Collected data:
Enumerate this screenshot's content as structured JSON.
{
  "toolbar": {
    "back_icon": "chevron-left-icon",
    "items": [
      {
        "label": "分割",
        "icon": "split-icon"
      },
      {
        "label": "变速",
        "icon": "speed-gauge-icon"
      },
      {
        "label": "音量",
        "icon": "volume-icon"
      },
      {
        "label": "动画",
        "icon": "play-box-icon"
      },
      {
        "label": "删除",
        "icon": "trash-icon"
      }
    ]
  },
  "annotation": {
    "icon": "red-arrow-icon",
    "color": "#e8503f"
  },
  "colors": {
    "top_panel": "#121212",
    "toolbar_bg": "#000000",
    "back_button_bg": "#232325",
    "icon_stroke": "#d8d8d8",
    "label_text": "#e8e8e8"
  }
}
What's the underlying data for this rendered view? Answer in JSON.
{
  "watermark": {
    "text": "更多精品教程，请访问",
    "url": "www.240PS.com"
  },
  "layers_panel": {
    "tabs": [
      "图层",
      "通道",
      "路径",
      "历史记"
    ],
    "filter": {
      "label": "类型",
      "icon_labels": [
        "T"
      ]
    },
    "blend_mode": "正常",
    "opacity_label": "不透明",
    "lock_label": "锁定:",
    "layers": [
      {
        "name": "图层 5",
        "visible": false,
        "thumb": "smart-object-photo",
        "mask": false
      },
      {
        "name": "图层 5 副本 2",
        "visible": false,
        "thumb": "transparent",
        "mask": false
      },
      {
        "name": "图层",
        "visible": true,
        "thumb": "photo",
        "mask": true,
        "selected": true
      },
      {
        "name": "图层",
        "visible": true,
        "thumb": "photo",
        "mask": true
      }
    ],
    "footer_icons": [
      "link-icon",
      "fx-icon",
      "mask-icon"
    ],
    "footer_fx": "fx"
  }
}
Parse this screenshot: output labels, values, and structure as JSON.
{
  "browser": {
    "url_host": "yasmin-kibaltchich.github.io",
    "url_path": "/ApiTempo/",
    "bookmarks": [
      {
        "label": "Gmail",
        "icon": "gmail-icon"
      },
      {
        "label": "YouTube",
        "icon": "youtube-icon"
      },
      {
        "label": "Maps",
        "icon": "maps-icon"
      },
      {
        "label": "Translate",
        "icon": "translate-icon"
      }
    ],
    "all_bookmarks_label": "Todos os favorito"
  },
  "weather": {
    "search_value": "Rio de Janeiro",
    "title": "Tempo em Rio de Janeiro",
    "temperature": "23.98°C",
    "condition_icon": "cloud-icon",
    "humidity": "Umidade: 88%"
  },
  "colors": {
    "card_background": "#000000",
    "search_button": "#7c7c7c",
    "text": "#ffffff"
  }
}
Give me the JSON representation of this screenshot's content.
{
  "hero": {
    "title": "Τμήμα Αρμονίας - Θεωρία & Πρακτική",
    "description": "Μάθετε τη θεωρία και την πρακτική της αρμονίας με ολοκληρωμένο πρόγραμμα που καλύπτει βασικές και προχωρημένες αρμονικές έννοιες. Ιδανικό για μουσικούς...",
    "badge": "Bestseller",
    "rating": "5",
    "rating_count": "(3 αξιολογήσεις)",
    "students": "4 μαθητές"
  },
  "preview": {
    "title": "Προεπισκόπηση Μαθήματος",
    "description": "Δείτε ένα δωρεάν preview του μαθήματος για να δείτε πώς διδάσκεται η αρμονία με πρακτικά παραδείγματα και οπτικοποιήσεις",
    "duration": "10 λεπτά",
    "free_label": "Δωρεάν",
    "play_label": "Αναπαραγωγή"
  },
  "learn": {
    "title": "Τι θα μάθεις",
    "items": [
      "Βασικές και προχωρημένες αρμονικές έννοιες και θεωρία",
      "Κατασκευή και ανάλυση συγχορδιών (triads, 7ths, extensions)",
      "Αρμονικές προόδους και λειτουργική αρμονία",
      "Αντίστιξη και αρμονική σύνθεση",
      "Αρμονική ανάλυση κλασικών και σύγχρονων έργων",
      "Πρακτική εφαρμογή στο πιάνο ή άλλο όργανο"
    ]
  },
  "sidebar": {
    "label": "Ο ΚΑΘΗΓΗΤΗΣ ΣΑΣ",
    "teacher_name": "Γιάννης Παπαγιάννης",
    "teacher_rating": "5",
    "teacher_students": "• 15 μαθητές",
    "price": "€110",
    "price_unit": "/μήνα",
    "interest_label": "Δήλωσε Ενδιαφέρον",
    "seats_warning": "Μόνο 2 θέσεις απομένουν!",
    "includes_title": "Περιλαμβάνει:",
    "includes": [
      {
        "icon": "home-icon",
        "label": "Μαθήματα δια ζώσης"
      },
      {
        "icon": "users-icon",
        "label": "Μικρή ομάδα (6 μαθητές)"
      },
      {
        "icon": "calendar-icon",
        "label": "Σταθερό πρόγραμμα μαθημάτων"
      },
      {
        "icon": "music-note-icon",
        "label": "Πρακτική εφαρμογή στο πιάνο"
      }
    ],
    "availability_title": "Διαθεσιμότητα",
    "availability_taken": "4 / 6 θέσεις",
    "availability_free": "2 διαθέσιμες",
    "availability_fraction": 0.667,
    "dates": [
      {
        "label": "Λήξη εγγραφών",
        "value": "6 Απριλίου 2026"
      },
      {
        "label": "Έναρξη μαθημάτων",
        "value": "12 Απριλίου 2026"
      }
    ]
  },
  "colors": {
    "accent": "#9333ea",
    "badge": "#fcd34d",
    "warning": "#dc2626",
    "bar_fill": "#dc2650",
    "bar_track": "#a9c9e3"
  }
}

## TASK GOAL
Identify each line of the material where the word "μαθητές" shows up, and copy it.

## ANSWER IN FULL
    "students": "4 μαθητές"
    "teacher_students": "• 15 μαθητές",
        "label": "Μικρή ομάδα (6 μαθητές)"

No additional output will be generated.